---------- BLOCCO DI TESTO ----------
La prima spiegazione di tutto sta ancora una volta nella constatazione che ogni concerto è un evento irripetibile e unico per una serie infinita di ragioni collegate: per il circuito organizzativo che lo ha messo in piedi, per le situazioni ambientali e climatiche, per le condizioni acustiche del luogo e dell'amplificazione, per il tipo di pubblico che vi assiste e il modo con cui interagisce con i musicisti e con l'ambiente, per le mille problematiche o motivazioni extramusicali che ognuno (organizzatore, tecnico, musicista, spettatore...) porta inevitabilmente dentro di sé, senza riuscire a liberarsene di colpo.
Il concerto del Paolo Fresu Quintet in questione non era all'interno di un festival o di una rassegna musicale di una certa notorietà, non era nemmeno una di quelle occasioni di beneficenza di fronte alle quali il trombettista non si tira indietro... Si trattava invece dell'appuntamento di spicco all'interno dei festeggiamenti durati tre giorni che l'Azienda Cifarelli Spa ha organizzato a Voghera per celebrare i suoi cinquant'anni di attività. Nel 1967 la ditta, che progetta, produce ed esporta in tutto il mondo piccole e specialistiche macchine agricole, fu fondata dal capostipite Raffaele, che è anche un collezionista d'arte e si dedica alla pittura con una decisa personalità. Nel tempo l'azienda si è ampliata, anche perché al padre, sempre affiancato dalla moglie Rita, si sono aggiunti i figli: Renato, appassionato di blues, rock e fotografia, e Roberto, esperto di jazz, marito della cantante brasiliana Adi Souza e divenuto uno dei fotografi più conosciuti non solo in ambito jazzistico. Insomma in famiglia la sensibilità artistica non manca.
----------
COSE DA FARE:
**1)** In quale anno fu fondata l'azienda Cifarelli, secondo il testo sul concerto del Paolo Fresu Quintet?
**2)** Trascrivi senza modifiche il passo del testo sul concerto del Paolo Fresu Quintet: parti dalle parole "La prima spiegazione" e fermati dopo le parole "liberarsene di colpo.".
---------- DATI DI PARTENZA ----------
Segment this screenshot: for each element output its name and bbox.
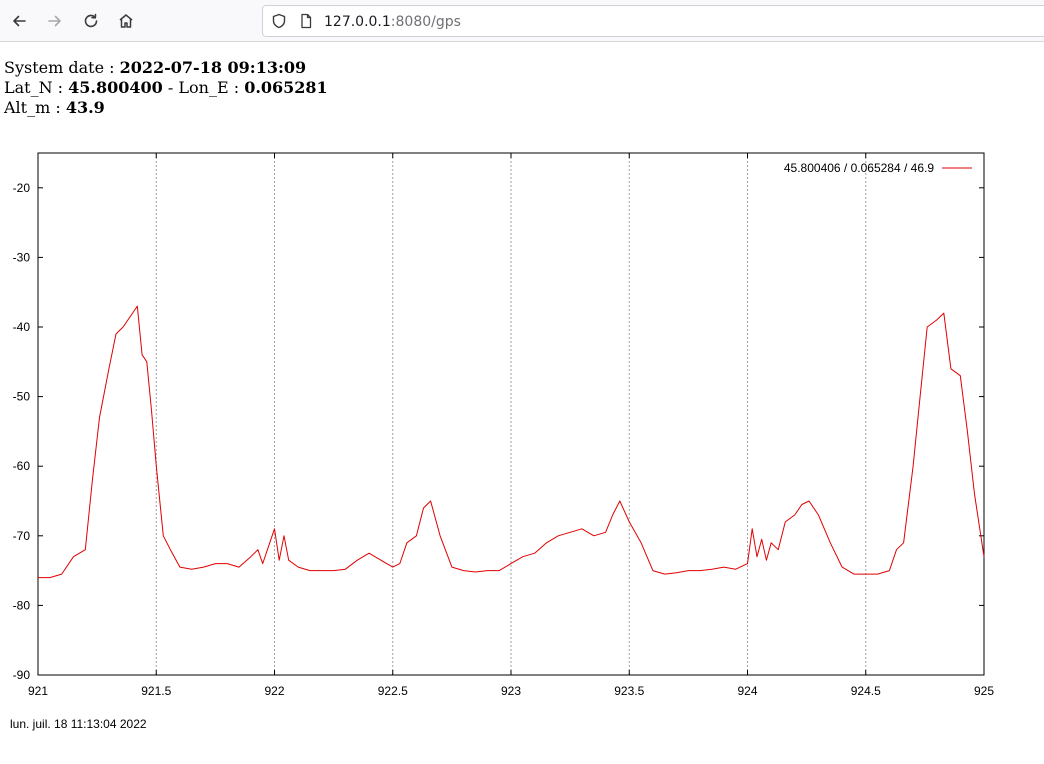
----------
RISPOSTE FINALI:
**1)** Nel 1967.

**2)**
La prima spiegazione di tutto sta ancora una volta nella constatazione che ogni concerto è un evento irripetibile e unico per una serie infinita di ragioni collegate: per il circuito organizzativo che lo ha messo in piedi, per le situazioni ambientali e climatiche, per le condizioni acustiche del luogo e dell'amplificazione, per il tipo di pubblico che vi assiste e il modo con cui interagisce con i musicisti e con l'ambiente, per le mille problematiche o motivazioni extramusicali che ognuno (organizzatore, tecnico, musicista, spettatore...) porta inevitabilmente dentro di sé, senza riuscire a liberarsene di colpo.